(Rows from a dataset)
------------------------------------------------
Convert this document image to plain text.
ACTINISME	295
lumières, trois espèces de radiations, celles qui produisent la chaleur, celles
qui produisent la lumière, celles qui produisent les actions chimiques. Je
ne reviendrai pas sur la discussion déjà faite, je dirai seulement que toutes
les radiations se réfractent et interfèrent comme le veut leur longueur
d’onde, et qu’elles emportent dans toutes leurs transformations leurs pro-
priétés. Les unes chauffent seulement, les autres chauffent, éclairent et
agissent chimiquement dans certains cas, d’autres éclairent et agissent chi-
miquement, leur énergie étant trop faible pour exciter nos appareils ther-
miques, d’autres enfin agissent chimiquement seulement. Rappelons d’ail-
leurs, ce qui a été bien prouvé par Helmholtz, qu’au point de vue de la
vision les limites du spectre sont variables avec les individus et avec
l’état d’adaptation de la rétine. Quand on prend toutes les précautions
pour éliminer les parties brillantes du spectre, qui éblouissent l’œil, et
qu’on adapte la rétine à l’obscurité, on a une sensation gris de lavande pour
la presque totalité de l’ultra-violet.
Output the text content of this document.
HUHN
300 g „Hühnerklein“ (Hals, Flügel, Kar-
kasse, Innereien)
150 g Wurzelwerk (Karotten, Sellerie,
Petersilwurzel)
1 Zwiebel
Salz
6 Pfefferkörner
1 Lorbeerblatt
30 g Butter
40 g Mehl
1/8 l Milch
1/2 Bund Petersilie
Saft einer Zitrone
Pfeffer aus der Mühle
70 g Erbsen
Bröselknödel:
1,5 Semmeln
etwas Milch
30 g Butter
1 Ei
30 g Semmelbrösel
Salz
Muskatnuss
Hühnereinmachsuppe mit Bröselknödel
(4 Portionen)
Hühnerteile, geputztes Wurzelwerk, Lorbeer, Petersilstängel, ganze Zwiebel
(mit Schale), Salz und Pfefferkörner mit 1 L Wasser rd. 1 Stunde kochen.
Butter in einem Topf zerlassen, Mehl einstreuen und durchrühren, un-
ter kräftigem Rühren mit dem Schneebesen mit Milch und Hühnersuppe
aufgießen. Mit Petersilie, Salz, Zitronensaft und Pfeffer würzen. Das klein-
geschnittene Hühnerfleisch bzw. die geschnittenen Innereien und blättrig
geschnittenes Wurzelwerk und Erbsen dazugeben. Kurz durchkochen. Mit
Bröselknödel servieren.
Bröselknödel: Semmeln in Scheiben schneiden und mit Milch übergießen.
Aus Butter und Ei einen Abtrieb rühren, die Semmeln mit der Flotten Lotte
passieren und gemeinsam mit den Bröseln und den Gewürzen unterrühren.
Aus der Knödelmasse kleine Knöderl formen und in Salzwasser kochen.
------------------------------------------------
What is asked:
Quote the data in full, keeping each word unchanged.

Written answer:
Convert this document image to plain text.
ACTINISME	295
lumières, trois espèces de radiations, celles qui produisent la chaleur, celles
qui produisent la lumière, celles qui produisent les actions chimiques. Je
ne reviendrai pas sur la discussion déjà faite, je dirai seulement que toutes
les radiations se réfractent et interfèrent comme le veut leur longueur
d’onde, et qu’elles emportent dans toutes leurs transformations leurs pro-
priétés. Les unes chauffent seulement, les autres chauffent, éclairent et
agissent chimiquement dans certains cas, d’autres éclairent et agissent chi-
miquement, leur énergie étant trop faible pour exciter nos appareils ther-
miques, d’autres enfin agissent chimiquement seulement. Rappelons d’ail-
leurs, ce qui a été bien prouvé par Helmholtz, qu’au point de vue de la
vision les limites du spectre sont variables avec les individus et avec
l’état d’adaptation de la rétine. Quand on prend toutes les précautions
pour éliminer les parties brillantes du spectre, qui éblouissent l’œil, et
qu’on adapte la rétine à l’obscurité, on a une sensation gris de lavande pour
la presque totalité de l’ultra-violet.
Output the text content of this document.
HUHN
300 g „Hühnerklein“ (Hals, Flügel, Kar-
kasse, Innereien)
150 g Wurzelwerk (Karotten, Sellerie,
Petersilwurzel)
1 Zwiebel
Salz
6 Pfefferkörner
1 Lorbeerblatt
30 g Butter
40 g Mehl
1/8 l Milch
1/2 Bund Petersilie
Saft einer Zitrone
Pfeffer aus der Mühle
70 g Erbsen
Bröselknödel:
1,5 Semmeln
etwas Milch
30 g Butter
1 Ei
30 g Semmelbrösel
Salz
Muskatnuss
Hühnereinmachsuppe mit Bröselknödel
(4 Portionen)
Hühnerteile, geputztes Wurzelwerk, Lorbeer, Petersilstängel, ganze Zwiebel
(mit Schale), Salz und Pfefferkörner mit 1 L Wasser rd. 1 Stunde kochen.
Butter in einem Topf zerlassen, Mehl einstreuen und durchrühren, un-
ter kräftigem Rühren mit dem Schneebesen mit Milch und Hühnersuppe
aufgießen. Mit Petersilie, Salz, Zitronensaft und Pfeffer würzen. Das klein-
geschnittene Hühnerfleisch bzw. die geschnittenen Innereien und blättrig
geschnittenes Wurzelwerk und Erbsen dazugeben. Kurz durchkochen. Mit
Bröselknödel servieren.
Bröselknödel: Semmeln in Scheiben schneiden und mit Milch übergießen.
Aus Butter und Ei einen Abtrieb rühren, die Semmeln mit der Flotten Lotte
passieren und gemeinsam mit den Bröseln und den Gewürzen unterrühren.
Aus der Knödelmasse kleine Knöderl formen und in Salzwasser kochen.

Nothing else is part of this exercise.